— begin Given information —
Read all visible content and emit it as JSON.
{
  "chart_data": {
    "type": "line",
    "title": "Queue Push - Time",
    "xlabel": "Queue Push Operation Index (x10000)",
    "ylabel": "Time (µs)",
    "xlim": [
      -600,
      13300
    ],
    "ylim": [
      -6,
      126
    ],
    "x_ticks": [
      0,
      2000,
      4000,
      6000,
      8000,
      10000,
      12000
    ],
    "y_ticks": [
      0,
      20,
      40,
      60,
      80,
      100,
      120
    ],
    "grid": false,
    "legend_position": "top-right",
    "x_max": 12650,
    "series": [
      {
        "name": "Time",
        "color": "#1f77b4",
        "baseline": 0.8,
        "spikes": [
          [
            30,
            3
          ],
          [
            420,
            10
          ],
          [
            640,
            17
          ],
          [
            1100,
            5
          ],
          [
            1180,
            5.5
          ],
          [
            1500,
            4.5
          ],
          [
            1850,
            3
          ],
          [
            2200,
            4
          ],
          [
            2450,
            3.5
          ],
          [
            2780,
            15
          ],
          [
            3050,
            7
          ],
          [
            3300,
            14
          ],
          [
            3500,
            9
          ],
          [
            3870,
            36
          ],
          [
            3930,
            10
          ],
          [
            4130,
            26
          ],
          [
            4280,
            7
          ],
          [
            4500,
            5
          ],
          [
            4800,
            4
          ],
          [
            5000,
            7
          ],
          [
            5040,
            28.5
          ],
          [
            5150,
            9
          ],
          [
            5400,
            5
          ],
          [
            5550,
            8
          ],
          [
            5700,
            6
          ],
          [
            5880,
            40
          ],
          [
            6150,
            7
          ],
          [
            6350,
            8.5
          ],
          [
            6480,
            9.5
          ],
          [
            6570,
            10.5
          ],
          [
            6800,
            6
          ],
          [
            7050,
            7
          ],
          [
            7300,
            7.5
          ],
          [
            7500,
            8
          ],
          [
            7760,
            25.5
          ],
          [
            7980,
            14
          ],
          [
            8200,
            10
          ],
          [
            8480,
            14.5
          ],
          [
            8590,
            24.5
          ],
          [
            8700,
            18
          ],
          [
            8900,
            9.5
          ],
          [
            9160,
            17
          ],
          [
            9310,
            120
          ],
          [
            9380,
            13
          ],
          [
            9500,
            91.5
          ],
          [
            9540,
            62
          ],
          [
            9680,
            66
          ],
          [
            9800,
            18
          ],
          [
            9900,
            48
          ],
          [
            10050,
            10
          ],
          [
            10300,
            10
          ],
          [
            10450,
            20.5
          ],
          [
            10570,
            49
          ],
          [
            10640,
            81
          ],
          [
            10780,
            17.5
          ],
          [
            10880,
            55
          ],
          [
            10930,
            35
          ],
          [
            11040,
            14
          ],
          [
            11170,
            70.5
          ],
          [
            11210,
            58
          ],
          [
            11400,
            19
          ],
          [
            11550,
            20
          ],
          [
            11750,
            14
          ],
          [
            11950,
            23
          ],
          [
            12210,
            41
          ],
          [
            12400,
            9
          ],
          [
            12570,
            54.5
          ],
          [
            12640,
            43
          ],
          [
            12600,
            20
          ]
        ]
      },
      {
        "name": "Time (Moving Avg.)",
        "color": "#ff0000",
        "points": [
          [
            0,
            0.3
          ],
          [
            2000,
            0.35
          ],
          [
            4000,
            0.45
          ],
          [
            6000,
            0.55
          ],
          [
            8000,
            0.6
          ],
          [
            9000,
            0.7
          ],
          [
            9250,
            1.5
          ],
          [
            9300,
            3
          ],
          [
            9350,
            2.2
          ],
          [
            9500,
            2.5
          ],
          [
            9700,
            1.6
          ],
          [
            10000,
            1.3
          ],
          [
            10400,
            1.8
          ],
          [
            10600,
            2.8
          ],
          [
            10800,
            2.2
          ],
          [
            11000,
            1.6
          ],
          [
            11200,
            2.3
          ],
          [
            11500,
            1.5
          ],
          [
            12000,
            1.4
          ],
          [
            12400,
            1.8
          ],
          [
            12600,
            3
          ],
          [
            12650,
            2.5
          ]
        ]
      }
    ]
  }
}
— end Given information —
Task directions >> Your task is to collect every line above that contains the word "Queue".

Answer to this task >>
    "title": "Queue Push - Time",
    "xlabel": "Queue Push Operation Index (x10000)",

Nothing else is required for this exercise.